§ **What you are asked to do**: Read the records below. Copy each line where the string "frac" occurs.

::::::::

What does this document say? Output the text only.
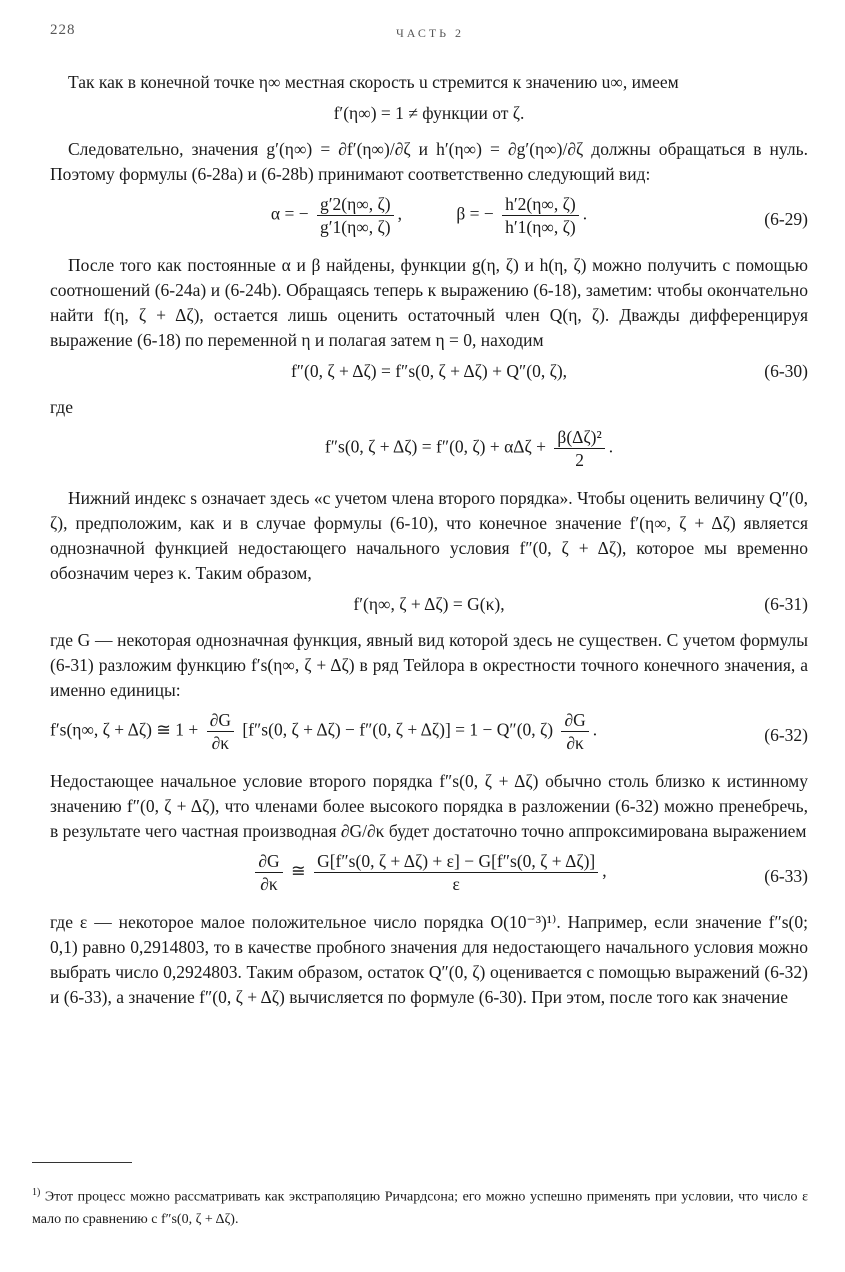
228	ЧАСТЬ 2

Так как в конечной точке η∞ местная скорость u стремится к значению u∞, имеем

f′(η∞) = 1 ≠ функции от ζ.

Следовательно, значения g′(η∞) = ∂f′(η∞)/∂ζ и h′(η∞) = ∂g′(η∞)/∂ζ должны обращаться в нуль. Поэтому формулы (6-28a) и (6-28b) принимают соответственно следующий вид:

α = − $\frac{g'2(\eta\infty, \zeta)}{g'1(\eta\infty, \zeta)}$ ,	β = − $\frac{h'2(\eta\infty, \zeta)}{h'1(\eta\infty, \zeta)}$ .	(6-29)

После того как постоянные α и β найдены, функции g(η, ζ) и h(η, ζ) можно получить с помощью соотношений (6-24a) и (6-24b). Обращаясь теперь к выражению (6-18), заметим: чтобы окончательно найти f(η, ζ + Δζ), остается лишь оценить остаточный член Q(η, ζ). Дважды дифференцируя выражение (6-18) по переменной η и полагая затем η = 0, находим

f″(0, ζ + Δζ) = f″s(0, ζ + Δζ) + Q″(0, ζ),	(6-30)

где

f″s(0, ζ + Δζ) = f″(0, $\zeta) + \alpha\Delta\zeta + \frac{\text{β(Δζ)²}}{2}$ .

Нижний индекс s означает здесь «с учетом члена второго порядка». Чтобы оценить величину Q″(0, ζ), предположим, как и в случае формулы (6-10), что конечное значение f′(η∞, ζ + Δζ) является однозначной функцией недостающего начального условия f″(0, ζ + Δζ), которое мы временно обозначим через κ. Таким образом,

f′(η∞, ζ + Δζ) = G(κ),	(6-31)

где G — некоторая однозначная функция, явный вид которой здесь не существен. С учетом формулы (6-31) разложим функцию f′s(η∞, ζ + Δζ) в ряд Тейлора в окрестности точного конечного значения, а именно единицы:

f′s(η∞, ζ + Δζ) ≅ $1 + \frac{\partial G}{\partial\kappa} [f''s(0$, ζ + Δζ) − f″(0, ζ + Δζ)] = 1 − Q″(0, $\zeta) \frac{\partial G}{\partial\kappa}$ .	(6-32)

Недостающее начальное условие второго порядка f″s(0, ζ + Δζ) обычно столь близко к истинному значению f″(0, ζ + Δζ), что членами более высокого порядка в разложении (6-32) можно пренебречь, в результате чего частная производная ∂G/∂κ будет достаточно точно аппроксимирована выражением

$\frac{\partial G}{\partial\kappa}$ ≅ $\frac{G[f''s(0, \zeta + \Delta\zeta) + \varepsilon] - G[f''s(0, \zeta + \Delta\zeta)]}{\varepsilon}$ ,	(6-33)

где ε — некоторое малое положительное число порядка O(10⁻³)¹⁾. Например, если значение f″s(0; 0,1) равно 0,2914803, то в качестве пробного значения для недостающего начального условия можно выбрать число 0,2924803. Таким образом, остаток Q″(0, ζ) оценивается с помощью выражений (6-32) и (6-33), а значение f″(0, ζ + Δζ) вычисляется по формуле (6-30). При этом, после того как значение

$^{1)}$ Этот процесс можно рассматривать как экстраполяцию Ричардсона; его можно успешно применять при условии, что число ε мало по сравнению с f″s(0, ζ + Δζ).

::::::::

§ **Task result**:
α = − $\frac{g'2(\eta\infty, \zeta)}{g'1(\eta\infty, \zeta)}$ ,	β = − $\frac{h'2(\eta\infty, \zeta)}{h'1(\eta\infty, \zeta)}$ .	(6-29)
f″s(0, ζ + Δζ) = f″(0, $\zeta) + \alpha\Delta\zeta + \frac{\text{β(Δζ)²}}{2}$ .
f′s(η∞, ζ + Δζ) ≅ $1 + \frac{\partial G}{\partial\kappa} [f''s(0$, ζ + Δζ) − f″(0, ζ + Δζ)] = 1 − Q″(0, $\zeta) \frac{\partial G}{\partial\kappa}$ .	(6-32)
$\frac{\partial G}{\partial\kappa}$ ≅ $\frac{G[f''s(0, \zeta + \Delta\zeta) + \varepsilon] - G[f''s(0, \zeta + \Delta\zeta)]}{\varepsilon}$ ,	(6-33)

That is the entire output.